--- Start Exercise material ---
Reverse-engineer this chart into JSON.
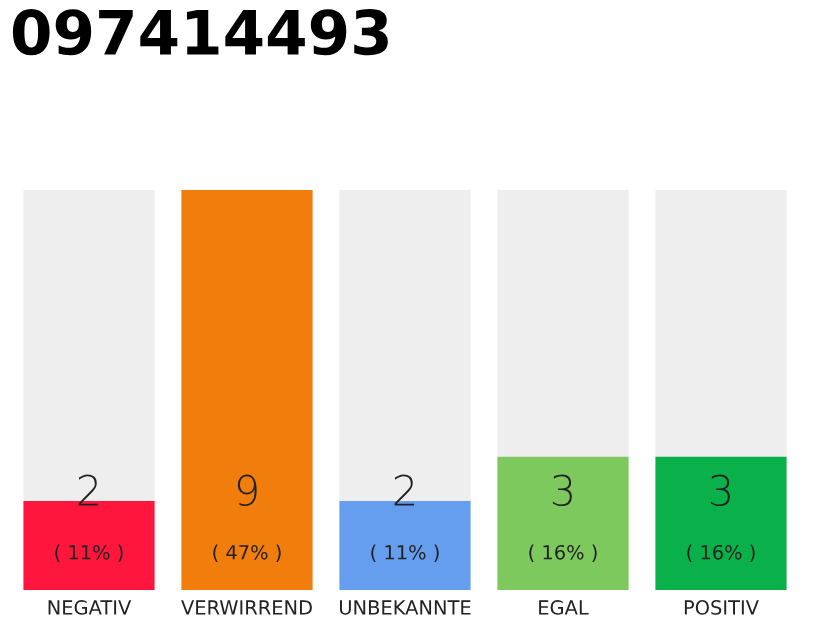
{
  "chart_data": {
    "type": "bar",
    "title": "097414493",
    "categories": [
      "NEGATIV",
      "VERWIRREND",
      "UNBEKANNTE",
      "EGAL",
      "POSITIV"
    ],
    "values": [
      2,
      9,
      2,
      3,
      3
    ],
    "colors": [
      "#ff163c",
      "#f07d0c",
      "#659eee",
      "#7dc95e",
      "#0ab14a"
    ],
    "data_labels": true,
    "annotations": [
      "( 11% )",
      "( 47% )",
      "( 11% )",
      "( 16% )",
      "( 16% )"
    ],
    "ylim": [
      0,
      9
    ],
    "tick_labels": "x",
    "grid": false
  }
}
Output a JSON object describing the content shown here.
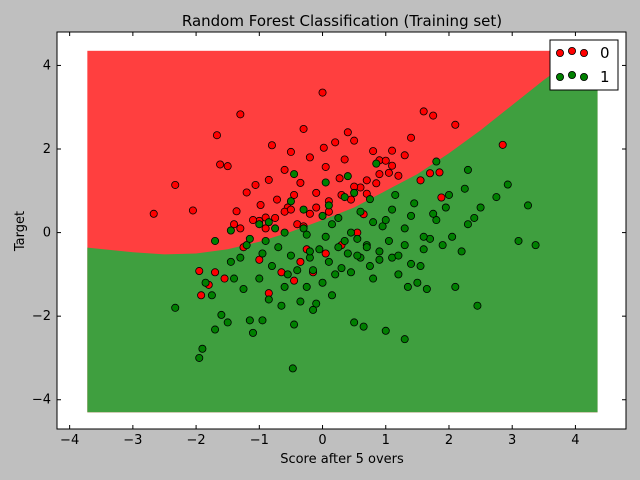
--- End Exercise material ---
#### [Goal of the exercise]
Print out the whole of the material word for word, without pictures.

#### [Result of the exercise]
Reverse-engineer this chart into JSON.
{
  "chart_data": {
    "type": "bar",
    "title": "097414493",
    "categories": [
      "NEGATIV",
      "VERWIRREND",
      "UNBEKANNTE",
      "EGAL",
      "POSITIV"
    ],
    "values": [
      2,
      9,
      2,
      3,
      3
    ],
    "colors": [
      "#ff163c",
      "#f07d0c",
      "#659eee",
      "#7dc95e",
      "#0ab14a"
    ],
    "data_labels": true,
    "annotations": [
      "( 11% )",
      "( 47% )",
      "( 11% )",
      "( 16% )",
      "( 16% )"
    ],
    "ylim": [
      0,
      9
    ],
    "tick_labels": "x",
    "grid": false
  }
}
Output a JSON object describing the content shown here.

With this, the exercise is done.